_Short exercise_.
Omit the images. Copy each entry word for word.

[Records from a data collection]
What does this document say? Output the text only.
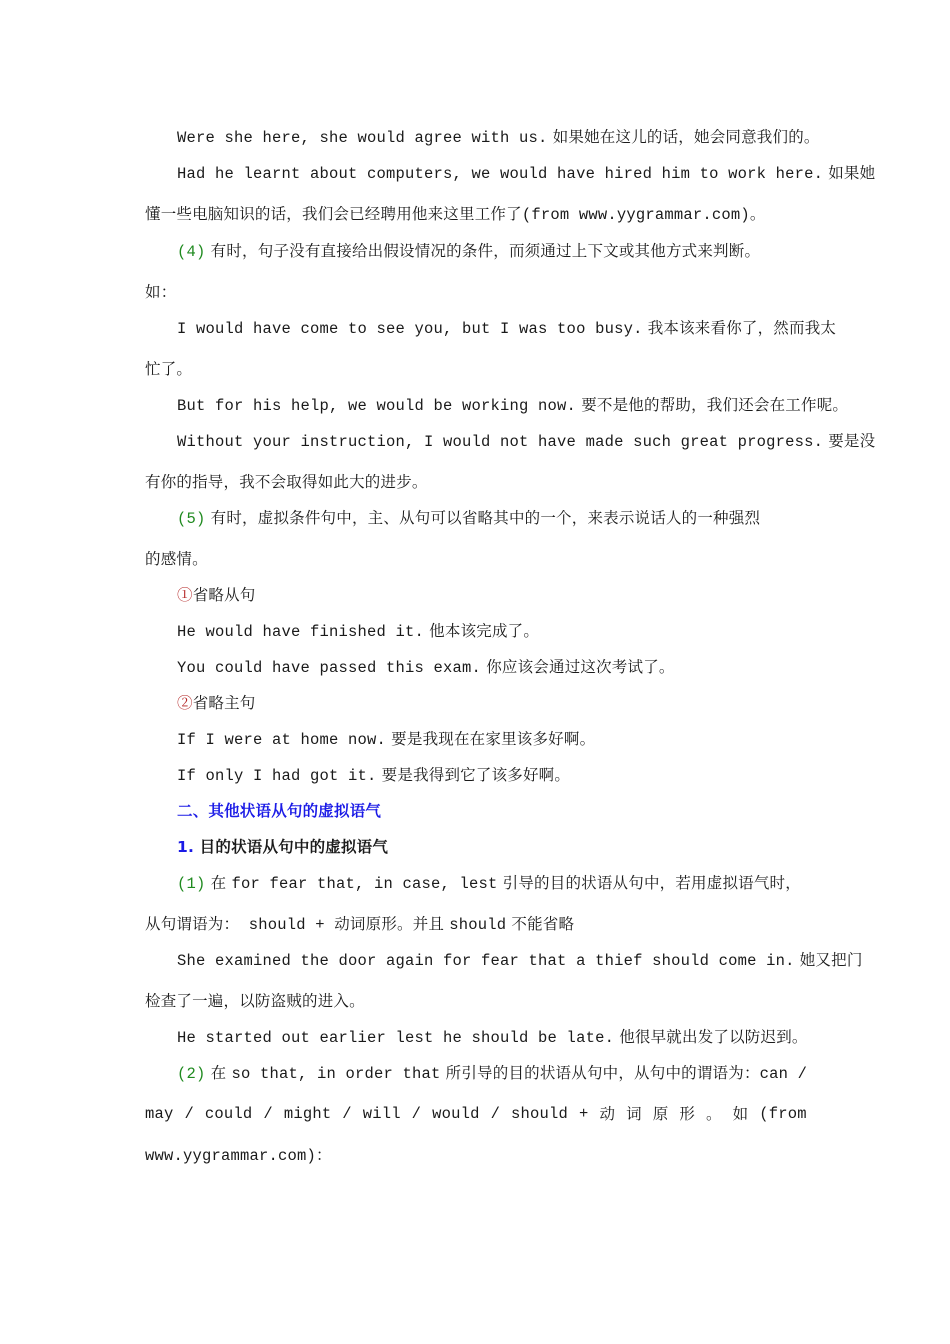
Were she here, she would agree with us. 如果她在这儿的话，她会同意我们的。
Had he learnt about computers, we would have hired him to work here. 如果她
懂一些电脑知识的话，我们会已经聘用他来这里工作了(from www.yygrammar.com)。
(4) 有时，句子没有直接给出假设情况的条件，而须通过上下文或其他方式来判断。
如：
I would have come to see you, but I was too busy. 我本该来看你了，然而我太
忙了。
But for his help, we would be working now. 要不是他的帮助，我们还会在工作呢。
Without your instruction, I would not have made such great progress. 要是没
有你的指导，我不会取得如此大的进步。
(5) 有时，虚拟条件句中，主、从句可以省略其中的一个，来表示说话人的一种强烈
的感情。
①省略从句
He would have finished it. 他本该完成了。
You could have passed this exam. 你应该会通过这次考试了。
②省略主句
If I were at home now. 要是我现在在家里该多好啊。
If only I had got it. 要是我得到它了该多好啊。
二、其他状语从句的虚拟语气
1. 目的状语从句中的虚拟语气
(1) 在 for fear that, in case, lest 引导的目的状语从句中，若用虚拟语气时，
从句谓语为： should + 动词原形。并且 should 不能省略
She examined the door again for fear that a thief should come in. 她又把门
检查了一遍，以防盗贼的进入。
He started out earlier lest he should be late. 他很早就出发了以防迟到。
(2) 在 so that, in order that 所引导的目的状语从句中，从句中的谓语为：can /
may / could / might / will / would / should + 动 词 原 形 。 如 (from
www.yygrammar.com)：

_Response to this exercise_.
What does this document say? Output the text only.
Were she here, she would agree with us. 如果她在这儿的话，她会同意我们的。
Had he learnt about computers, we would have hired him to work here. 如果她
懂一些电脑知识的话，我们会已经聘用他来这里工作了(from www.yygrammar.com)。
(4) 有时，句子没有直接给出假设情况的条件，而须通过上下文或其他方式来判断。
如：
I would have come to see you, but I was too busy. 我本该来看你了，然而我太
忙了。
But for his help, we would be working now. 要不是他的帮助，我们还会在工作呢。
Without your instruction, I would not have made such great progress. 要是没
有你的指导，我不会取得如此大的进步。
(5) 有时，虚拟条件句中，主、从句可以省略其中的一个，来表示说话人的一种强烈
的感情。
①省略从句
He would have finished it. 他本该完成了。
You could have passed this exam. 你应该会通过这次考试了。
②省略主句
If I were at home now. 要是我现在在家里该多好啊。
If only I had got it. 要是我得到它了该多好啊。
二、其他状语从句的虚拟语气
1. 目的状语从句中的虚拟语气
(1) 在 for fear that, in case, lest 引导的目的状语从句中，若用虚拟语气时，
从句谓语为： should + 动词原形。并且 should 不能省略
She examined the door again for fear that a thief should come in. 她又把门
检查了一遍，以防盗贼的进入。
He started out earlier lest he should be late. 他很早就出发了以防迟到。
(2) 在 so that, in order that 所引导的目的状语从句中，从句中的谓语为：can /
may / could / might / will / would / should + 动 词 原 形 。 如 (from
www.yygrammar.com)：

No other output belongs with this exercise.